== THE REQUEST ==
Locate the string "Analysis" throughout the material and copy every line in which it occurs.

Source data
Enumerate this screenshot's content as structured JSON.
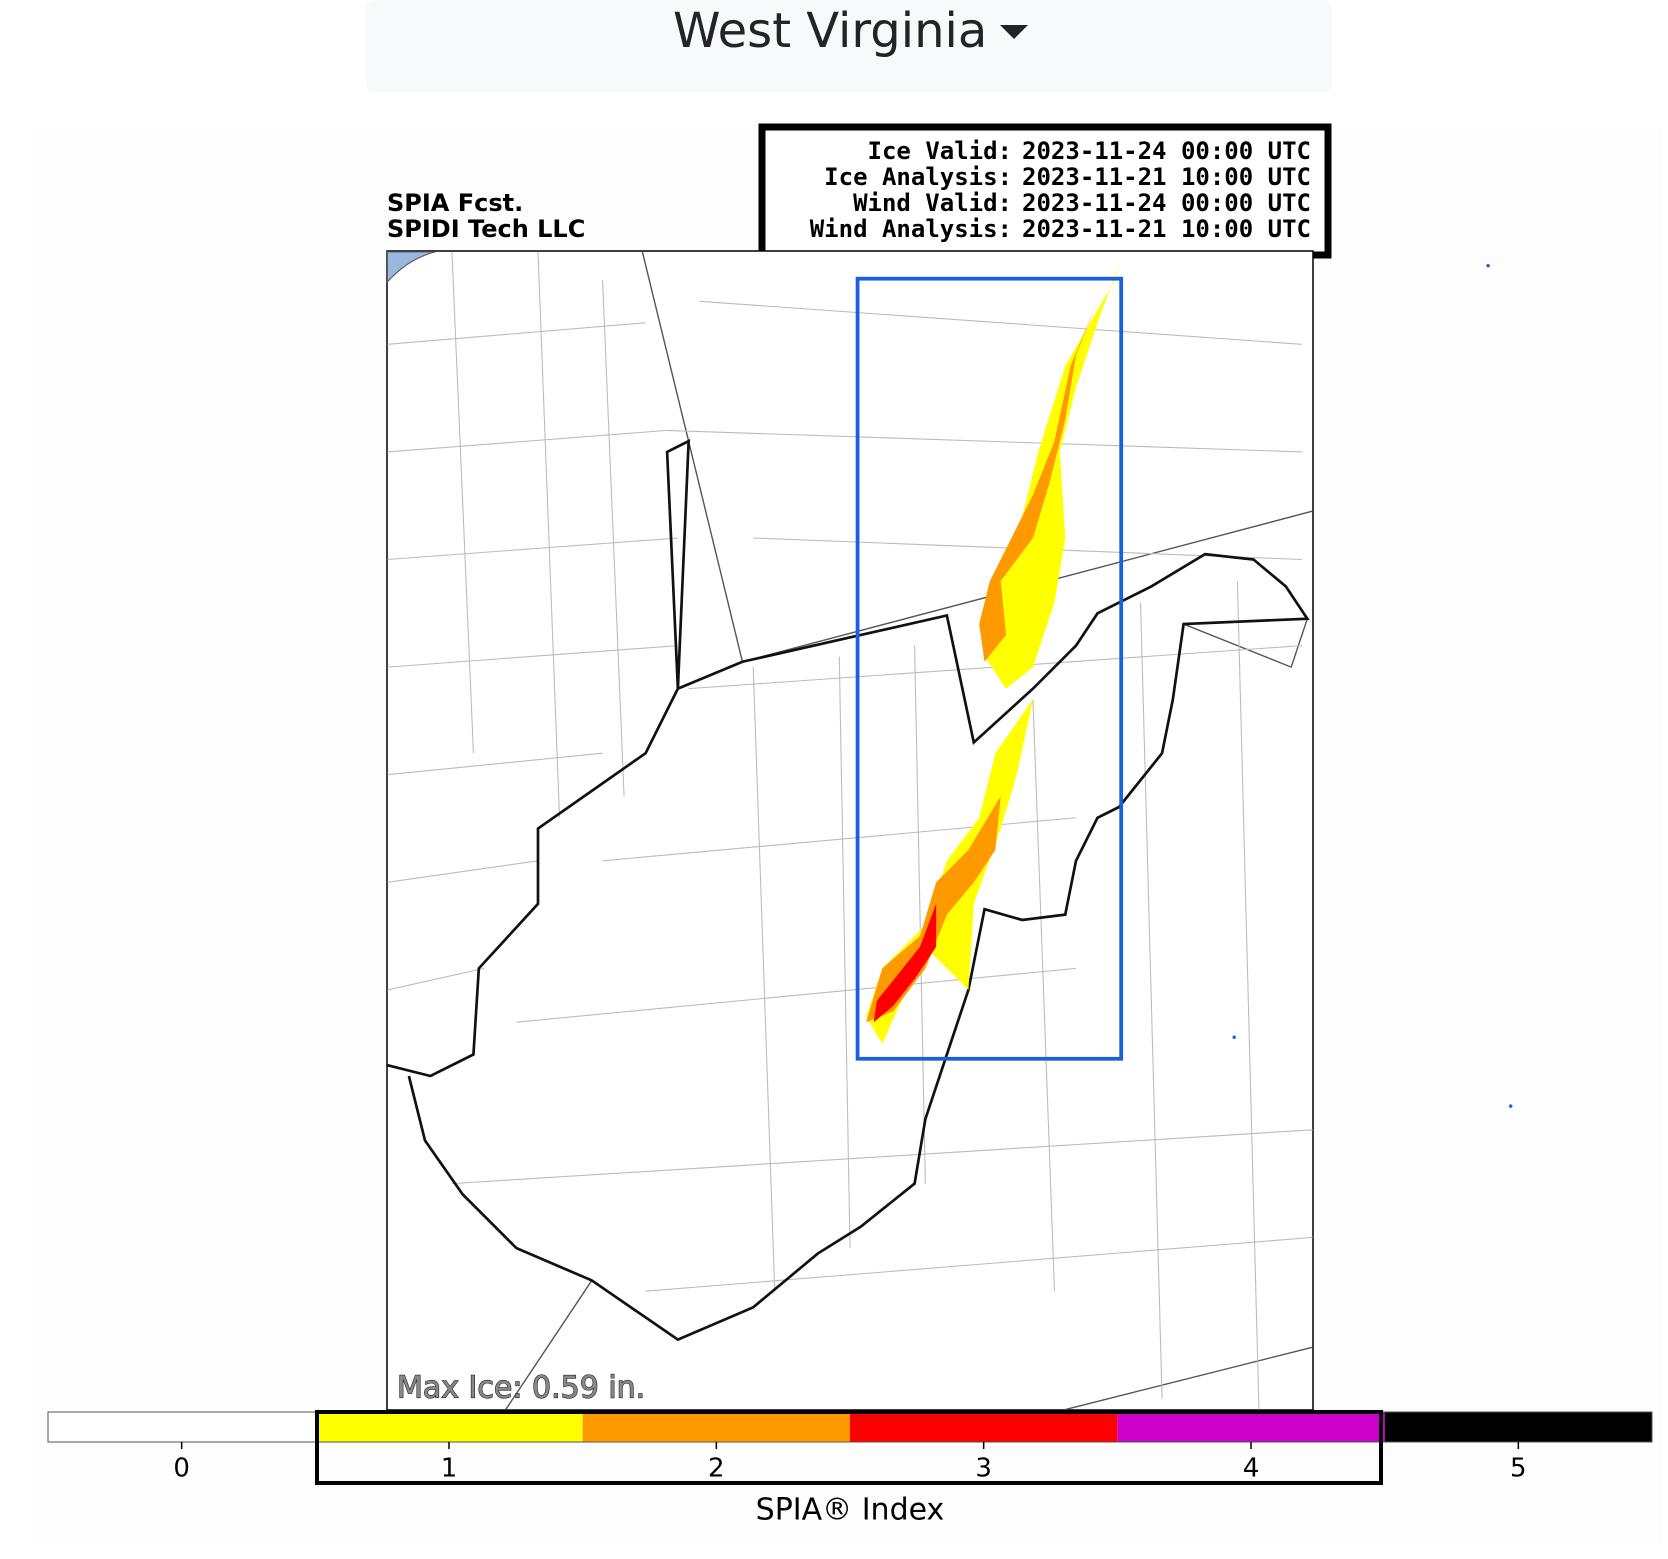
{
  "dropdown": {
    "label": "West Virginia"
  },
  "header": {
    "product": "SPIA Fcst.",
    "source": "SPIDI Tech LLC"
  },
  "info": [
    {
      "label": "Ice Valid:",
      "value": "2023-11-24 00:00 UTC"
    },
    {
      "label": "Ice Analysis:",
      "value": "2023-11-21 10:00 UTC"
    },
    {
      "label": "Wind Valid:",
      "value": "2023-11-24 00:00 UTC"
    },
    {
      "label": "Wind Analysis:",
      "value": "2023-11-21 10:00 UTC"
    }
  ],
  "map": {
    "annotation": "Max Ice: 0.59 in."
  },
  "colorbar": {
    "label": "SPIA® Index",
    "lim": [
      -0.5,
      5.5
    ],
    "ticks": [
      0,
      1,
      2,
      3,
      4,
      5
    ],
    "colors": [
      "#ffffff",
      "#ffff00",
      "#ff9900",
      "#ff0000",
      "#cc00cc",
      "#000000"
    ]
  }
}
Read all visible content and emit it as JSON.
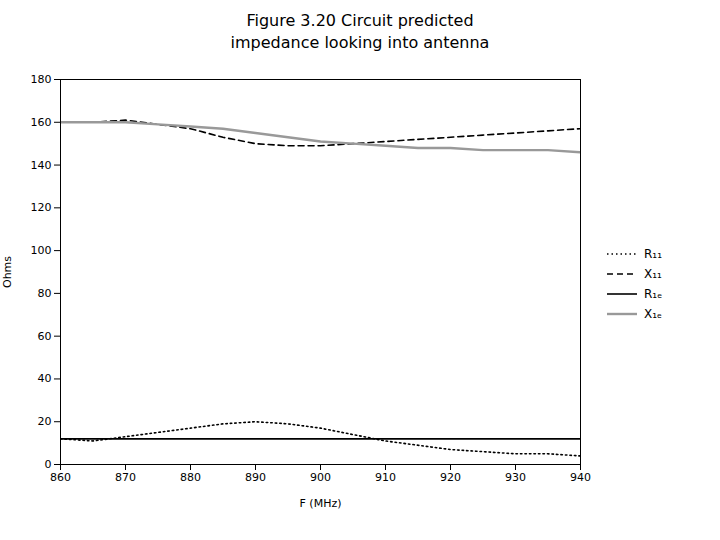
{
  "chart_data": {
    "type": "line",
    "title": "Figure 3.20 Circuit predicted\nimpedance looking into antenna",
    "xlabel": "F (MHz)",
    "ylabel": "Ohms",
    "x": [
      860,
      865,
      870,
      875,
      880,
      885,
      890,
      895,
      900,
      905,
      910,
      915,
      920,
      925,
      930,
      935,
      940
    ],
    "xlim": [
      860,
      940
    ],
    "ylim": [
      0,
      180
    ],
    "xticks": [
      860,
      870,
      880,
      890,
      900,
      910,
      920,
      930,
      940
    ],
    "yticks": [
      0,
      20,
      40,
      60,
      80,
      100,
      120,
      140,
      160,
      180
    ],
    "grid": false,
    "legend": "right",
    "series": [
      {
        "name": "R₁₁",
        "color": "#000000",
        "line_style": "dotted",
        "values": [
          12,
          11,
          13,
          15,
          17,
          19,
          20,
          19,
          17,
          14,
          11,
          9,
          7,
          6,
          5,
          5,
          4
        ]
      },
      {
        "name": "X₁₁",
        "color": "#000000",
        "line_style": "dashed",
        "values": [
          160,
          160,
          161,
          159,
          157,
          153,
          150,
          149,
          149,
          150,
          151,
          152,
          153,
          154,
          155,
          156,
          157
        ]
      },
      {
        "name": "R₁ₑ",
        "color": "#000000",
        "line_style": "solid",
        "values": [
          12,
          12,
          12,
          12,
          12,
          12,
          12,
          12,
          12,
          12,
          12,
          12,
          12,
          12,
          12,
          12,
          12
        ]
      },
      {
        "name": "X₁ₑ",
        "color": "#999999",
        "line_style": "solid",
        "values": [
          160,
          160,
          160,
          159,
          158,
          157,
          155,
          153,
          151,
          150,
          149,
          148,
          148,
          147,
          147,
          147,
          146
        ]
      }
    ]
  }
}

== CORRECT ANSWER ==
      "label": "Ice Analysis:",
      "label": "Wind Analysis:",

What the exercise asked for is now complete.